Data entries for graphics:

- - - - -

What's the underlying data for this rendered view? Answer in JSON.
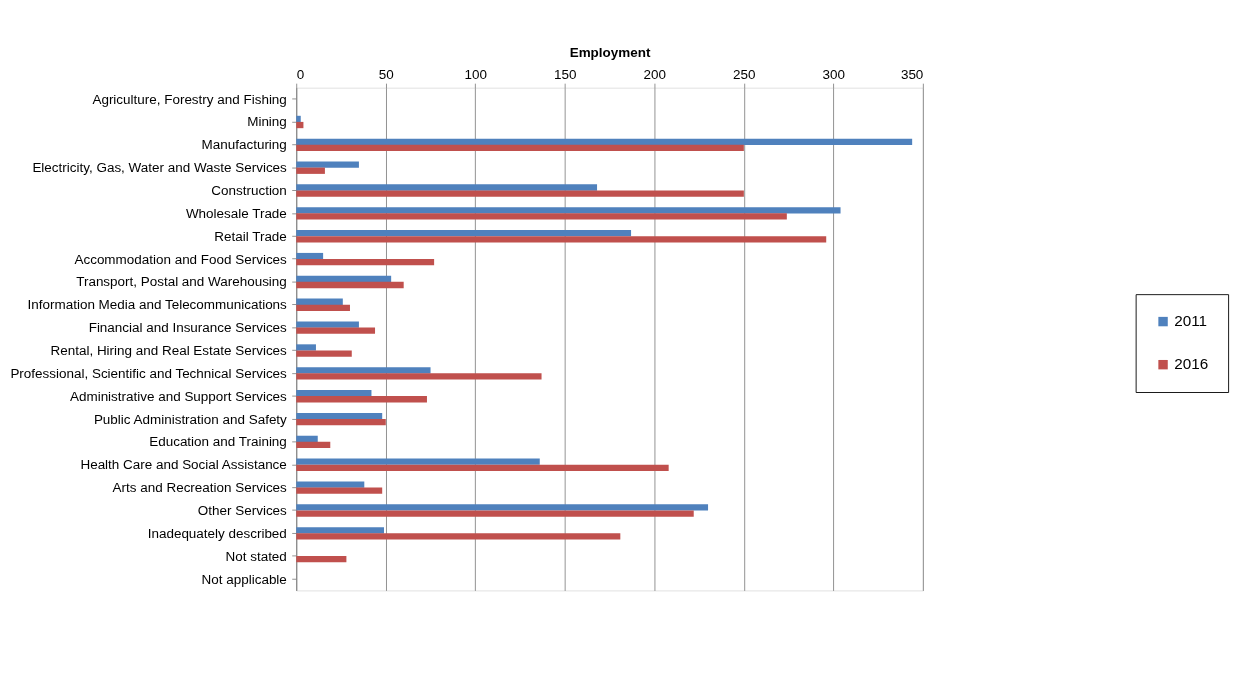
{
  "chart_data": {
    "type": "bar",
    "orientation": "horizontal",
    "xlabel": "Employment",
    "categories": [
      "Agriculture, Forestry and Fishing",
      "Mining",
      "Manufacturing",
      "Electricity, Gas, Water and Waste Services",
      "Construction",
      "Wholesale Trade",
      "Retail Trade",
      "Accommodation and Food Services",
      "Transport, Postal and Warehousing",
      "Information Media and Telecommunications",
      "Financial and Insurance Services",
      "Rental, Hiring and Real Estate Services",
      "Professional, Scientific and Technical Services",
      "Administrative and Support Services",
      "Public Administration and Safety",
      "Education and Training",
      "Health Care and Social Assistance",
      "Arts and Recreation Services",
      "Other Services",
      "Inadequately described",
      "Not stated",
      "Not applicable"
    ],
    "series": [
      {
        "name": "2011",
        "color": "#4f81bd",
        "values": [
          0,
          2.5,
          344,
          35,
          168,
          304,
          187,
          15,
          53,
          26,
          35,
          11,
          75,
          42,
          48,
          12,
          136,
          38,
          230,
          49,
          0,
          0
        ]
      },
      {
        "name": "2016",
        "color": "#c0504d",
        "values": [
          0,
          4,
          250,
          16,
          250,
          274,
          296,
          77,
          60,
          30,
          44,
          31,
          137,
          73,
          50,
          19,
          208,
          48,
          222,
          181,
          28,
          0
        ]
      }
    ],
    "xlim": [
      0,
      350
    ],
    "xticks": [
      0,
      50,
      100,
      150,
      200,
      250,
      300,
      350
    ],
    "grid": "x",
    "legend": "right"
  }
}
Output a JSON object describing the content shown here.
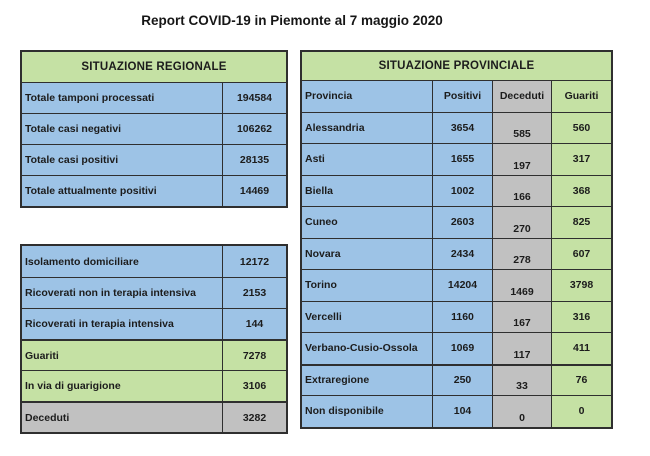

- - - - -

-- What you need to do --
Set down all the entries exactly as they appear, but skip any pictures.

-- Correct response --
What's the underlying data for this rendered view? Answer in JSON.
{
  "chart_data": {
    "type": "bar",
    "orientation": "horizontal",
    "xlabel": "Employment",
    "categories": [
      "Agriculture, Forestry and Fishing",
      "Mining",
      "Manufacturing",
      "Electricity, Gas, Water and Waste Services",
      "Construction",
      "Wholesale Trade",
      "Retail Trade",
      "Accommodation and Food Services",
      "Transport, Postal and Warehousing",
      "Information Media and Telecommunications",
      "Financial and Insurance Services",
      "Rental, Hiring and Real Estate Services",
      "Professional, Scientific and Technical Services",
      "Administrative and Support Services",
      "Public Administration and Safety",
      "Education and Training",
      "Health Care and Social Assistance",
      "Arts and Recreation Services",
      "Other Services",
      "Inadequately described",
      "Not stated",
      "Not applicable"
    ],
    "series": [
      {
        "name": "2011",
        "color": "#4f81bd",
        "values": [
          0,
          2.5,
          344,
          35,
          168,
          304,
          187,
          15,
          53,
          26,
          35,
          11,
          75,
          42,
          48,
          12,
          136,
          38,
          230,
          49,
          0,
          0
        ]
      },
      {
        "name": "2016",
        "color": "#c0504d",
        "values": [
          0,
          4,
          250,
          16,
          250,
          274,
          296,
          77,
          60,
          30,
          44,
          31,
          137,
          73,
          50,
          19,
          208,
          48,
          222,
          181,
          28,
          0
        ]
      }
    ],
    "xlim": [
      0,
      350
    ],
    "xticks": [
      0,
      50,
      100,
      150,
      200,
      250,
      300,
      350
    ],
    "grid": "x",
    "legend": "right"
  }
}
Output a JSON object describing the content shown here.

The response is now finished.